**Data provided:**
+---+

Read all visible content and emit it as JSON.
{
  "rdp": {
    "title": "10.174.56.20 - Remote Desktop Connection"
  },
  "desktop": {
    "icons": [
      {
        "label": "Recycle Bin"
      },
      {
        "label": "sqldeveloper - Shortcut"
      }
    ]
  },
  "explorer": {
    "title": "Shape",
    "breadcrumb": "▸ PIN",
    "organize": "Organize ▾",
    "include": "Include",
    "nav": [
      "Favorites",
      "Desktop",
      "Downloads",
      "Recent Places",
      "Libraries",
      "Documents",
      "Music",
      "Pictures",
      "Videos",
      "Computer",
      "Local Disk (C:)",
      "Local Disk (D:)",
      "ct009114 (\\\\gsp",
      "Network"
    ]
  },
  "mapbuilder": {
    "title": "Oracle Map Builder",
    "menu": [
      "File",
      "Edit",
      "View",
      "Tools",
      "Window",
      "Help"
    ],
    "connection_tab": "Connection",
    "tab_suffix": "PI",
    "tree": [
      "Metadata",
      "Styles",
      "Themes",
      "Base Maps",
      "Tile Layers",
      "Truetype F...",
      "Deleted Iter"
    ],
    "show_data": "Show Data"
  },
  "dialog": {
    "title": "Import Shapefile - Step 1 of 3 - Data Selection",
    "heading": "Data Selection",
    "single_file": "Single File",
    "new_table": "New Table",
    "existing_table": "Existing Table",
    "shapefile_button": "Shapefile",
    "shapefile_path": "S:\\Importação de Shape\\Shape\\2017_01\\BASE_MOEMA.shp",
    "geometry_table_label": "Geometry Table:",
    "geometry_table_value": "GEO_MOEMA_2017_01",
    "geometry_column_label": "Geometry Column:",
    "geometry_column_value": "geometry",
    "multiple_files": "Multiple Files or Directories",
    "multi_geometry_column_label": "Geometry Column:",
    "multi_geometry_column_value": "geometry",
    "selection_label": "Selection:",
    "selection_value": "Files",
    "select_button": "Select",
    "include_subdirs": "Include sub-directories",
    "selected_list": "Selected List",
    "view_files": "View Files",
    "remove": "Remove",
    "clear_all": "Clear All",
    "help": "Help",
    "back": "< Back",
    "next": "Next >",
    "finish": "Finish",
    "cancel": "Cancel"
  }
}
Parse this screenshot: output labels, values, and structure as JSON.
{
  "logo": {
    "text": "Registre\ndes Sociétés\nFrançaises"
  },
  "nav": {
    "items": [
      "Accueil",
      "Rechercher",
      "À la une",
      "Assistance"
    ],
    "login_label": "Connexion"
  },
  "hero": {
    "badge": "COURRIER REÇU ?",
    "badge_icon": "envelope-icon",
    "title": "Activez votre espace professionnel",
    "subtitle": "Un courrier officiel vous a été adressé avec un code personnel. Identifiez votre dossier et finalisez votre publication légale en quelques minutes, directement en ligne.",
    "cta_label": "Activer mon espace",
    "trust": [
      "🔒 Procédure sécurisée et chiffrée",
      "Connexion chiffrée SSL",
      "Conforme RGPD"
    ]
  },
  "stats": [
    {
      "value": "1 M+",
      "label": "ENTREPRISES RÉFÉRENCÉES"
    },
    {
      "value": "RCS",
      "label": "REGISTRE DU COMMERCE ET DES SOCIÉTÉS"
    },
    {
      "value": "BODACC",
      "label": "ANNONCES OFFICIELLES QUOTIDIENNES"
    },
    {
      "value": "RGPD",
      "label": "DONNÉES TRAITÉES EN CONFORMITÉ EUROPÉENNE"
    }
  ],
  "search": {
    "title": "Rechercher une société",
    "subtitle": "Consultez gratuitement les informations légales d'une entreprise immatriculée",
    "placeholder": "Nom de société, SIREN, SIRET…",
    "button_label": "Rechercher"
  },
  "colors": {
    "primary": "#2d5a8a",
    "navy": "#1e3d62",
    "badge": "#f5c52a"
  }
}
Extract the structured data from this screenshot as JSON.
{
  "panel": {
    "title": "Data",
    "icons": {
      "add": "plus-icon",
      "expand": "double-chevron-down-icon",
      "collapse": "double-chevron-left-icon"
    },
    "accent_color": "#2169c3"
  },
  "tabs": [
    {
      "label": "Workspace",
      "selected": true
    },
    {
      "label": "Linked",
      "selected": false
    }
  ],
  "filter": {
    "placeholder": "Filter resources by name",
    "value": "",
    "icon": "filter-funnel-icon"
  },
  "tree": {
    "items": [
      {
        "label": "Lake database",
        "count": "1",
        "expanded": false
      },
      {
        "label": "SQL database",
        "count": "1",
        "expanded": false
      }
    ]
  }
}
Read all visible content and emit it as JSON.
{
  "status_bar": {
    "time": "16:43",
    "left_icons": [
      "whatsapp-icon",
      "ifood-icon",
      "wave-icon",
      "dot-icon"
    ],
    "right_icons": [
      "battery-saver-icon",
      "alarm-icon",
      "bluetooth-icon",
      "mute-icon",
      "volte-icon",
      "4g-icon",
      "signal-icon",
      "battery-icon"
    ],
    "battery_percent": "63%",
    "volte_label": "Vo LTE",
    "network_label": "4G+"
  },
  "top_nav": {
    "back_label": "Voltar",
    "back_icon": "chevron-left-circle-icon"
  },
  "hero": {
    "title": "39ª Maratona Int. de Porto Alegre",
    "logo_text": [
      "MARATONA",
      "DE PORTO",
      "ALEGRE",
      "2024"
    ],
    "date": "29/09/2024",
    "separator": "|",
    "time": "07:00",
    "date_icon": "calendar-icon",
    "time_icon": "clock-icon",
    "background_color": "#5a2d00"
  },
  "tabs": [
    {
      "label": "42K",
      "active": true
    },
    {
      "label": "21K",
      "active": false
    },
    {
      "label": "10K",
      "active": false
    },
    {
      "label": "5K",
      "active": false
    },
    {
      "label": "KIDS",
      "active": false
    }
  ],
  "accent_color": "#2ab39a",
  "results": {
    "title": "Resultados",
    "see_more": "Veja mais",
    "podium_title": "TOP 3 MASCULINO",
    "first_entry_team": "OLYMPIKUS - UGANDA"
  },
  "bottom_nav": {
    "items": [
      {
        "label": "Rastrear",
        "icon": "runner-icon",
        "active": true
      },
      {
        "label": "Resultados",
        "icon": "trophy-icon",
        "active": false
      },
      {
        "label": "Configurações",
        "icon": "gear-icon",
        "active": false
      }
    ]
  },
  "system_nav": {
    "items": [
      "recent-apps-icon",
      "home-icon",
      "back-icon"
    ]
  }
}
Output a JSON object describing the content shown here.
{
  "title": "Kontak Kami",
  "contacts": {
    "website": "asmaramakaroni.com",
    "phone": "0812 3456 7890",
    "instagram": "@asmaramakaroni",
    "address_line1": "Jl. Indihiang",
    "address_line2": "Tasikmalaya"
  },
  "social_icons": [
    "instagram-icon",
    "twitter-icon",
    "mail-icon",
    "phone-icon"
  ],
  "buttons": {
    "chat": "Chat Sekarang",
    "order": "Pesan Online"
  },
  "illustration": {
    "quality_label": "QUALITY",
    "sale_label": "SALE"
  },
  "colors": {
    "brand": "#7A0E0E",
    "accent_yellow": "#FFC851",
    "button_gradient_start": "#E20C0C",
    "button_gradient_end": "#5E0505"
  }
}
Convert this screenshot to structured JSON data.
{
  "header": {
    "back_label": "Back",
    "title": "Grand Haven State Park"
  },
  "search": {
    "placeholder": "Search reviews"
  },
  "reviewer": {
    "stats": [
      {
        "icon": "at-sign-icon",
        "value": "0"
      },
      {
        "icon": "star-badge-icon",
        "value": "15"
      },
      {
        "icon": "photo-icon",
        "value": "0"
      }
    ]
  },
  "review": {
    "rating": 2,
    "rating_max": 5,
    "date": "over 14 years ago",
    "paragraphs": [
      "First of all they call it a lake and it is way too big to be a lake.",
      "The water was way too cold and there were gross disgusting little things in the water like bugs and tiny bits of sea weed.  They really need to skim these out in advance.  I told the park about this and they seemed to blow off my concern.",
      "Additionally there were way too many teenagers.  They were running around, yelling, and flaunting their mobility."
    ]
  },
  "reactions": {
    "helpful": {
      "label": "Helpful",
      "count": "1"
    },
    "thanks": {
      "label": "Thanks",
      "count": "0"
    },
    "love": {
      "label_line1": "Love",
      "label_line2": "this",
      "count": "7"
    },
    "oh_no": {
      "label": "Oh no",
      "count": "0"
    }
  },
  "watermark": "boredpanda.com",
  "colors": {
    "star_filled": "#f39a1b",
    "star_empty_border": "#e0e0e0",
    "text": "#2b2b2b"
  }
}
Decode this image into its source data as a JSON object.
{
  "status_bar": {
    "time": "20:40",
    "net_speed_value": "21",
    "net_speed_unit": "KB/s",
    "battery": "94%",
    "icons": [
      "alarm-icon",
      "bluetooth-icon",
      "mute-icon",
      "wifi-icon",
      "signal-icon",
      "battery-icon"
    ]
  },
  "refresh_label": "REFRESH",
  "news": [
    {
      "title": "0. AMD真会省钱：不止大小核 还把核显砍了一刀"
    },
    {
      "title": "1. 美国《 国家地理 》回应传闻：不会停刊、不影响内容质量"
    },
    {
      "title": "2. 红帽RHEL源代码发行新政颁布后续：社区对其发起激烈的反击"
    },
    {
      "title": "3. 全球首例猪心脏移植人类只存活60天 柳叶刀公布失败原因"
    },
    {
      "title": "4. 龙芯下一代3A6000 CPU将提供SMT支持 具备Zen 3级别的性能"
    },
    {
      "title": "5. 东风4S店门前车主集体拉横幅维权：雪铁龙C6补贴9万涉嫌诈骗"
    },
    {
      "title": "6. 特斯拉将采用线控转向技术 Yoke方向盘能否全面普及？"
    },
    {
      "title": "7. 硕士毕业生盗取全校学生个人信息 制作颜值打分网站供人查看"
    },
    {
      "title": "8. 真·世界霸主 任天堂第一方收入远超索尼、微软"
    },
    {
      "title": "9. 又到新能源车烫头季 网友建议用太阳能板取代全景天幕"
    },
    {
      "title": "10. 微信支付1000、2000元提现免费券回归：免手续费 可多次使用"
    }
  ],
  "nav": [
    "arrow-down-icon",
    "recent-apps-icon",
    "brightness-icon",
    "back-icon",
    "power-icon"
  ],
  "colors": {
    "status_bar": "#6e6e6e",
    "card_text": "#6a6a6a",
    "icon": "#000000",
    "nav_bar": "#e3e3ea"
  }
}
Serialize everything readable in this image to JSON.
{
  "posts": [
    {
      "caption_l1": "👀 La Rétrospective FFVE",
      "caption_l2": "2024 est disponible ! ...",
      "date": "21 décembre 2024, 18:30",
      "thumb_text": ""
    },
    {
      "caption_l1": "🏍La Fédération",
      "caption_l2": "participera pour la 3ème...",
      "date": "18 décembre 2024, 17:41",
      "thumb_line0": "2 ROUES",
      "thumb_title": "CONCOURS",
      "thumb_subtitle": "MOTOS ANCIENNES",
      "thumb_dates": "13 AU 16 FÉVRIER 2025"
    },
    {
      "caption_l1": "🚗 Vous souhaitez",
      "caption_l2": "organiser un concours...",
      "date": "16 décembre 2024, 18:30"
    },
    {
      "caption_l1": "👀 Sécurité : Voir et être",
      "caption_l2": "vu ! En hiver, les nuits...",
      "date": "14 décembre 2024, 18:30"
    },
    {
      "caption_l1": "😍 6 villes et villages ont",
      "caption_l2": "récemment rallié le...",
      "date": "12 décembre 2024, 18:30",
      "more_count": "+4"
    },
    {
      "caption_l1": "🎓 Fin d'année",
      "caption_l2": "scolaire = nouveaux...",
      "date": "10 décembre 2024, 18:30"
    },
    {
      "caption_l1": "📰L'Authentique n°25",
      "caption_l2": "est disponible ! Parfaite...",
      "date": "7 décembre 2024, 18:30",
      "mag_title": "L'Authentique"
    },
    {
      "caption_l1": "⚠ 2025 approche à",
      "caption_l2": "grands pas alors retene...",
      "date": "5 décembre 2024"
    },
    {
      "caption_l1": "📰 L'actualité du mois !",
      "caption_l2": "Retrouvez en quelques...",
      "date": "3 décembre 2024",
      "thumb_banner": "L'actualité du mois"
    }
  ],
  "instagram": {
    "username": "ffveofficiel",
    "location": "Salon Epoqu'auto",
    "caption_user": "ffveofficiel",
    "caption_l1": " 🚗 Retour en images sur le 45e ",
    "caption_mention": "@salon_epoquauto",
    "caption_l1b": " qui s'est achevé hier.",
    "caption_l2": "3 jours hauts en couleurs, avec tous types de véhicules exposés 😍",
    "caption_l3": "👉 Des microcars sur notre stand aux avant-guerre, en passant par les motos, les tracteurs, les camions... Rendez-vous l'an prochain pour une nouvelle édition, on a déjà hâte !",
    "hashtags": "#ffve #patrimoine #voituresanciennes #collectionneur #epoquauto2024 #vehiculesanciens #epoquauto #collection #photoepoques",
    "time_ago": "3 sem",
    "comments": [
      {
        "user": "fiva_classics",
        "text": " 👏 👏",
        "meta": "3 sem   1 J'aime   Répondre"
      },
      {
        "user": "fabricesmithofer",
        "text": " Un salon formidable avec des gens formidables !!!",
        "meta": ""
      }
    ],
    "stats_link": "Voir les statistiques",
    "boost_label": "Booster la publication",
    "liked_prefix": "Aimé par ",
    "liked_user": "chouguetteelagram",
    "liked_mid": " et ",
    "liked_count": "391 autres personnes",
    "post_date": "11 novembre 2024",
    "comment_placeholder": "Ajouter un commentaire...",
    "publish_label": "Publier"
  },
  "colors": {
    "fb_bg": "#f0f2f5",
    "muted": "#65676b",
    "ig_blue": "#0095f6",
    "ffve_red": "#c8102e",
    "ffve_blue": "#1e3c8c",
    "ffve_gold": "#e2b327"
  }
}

+---+

**Task prompt:** Where a line in the entries holds "structured", copy that line.

**Solution below:**
Extract the structured data from this screenshot as JSON.
Convert this screenshot to structured JSON data.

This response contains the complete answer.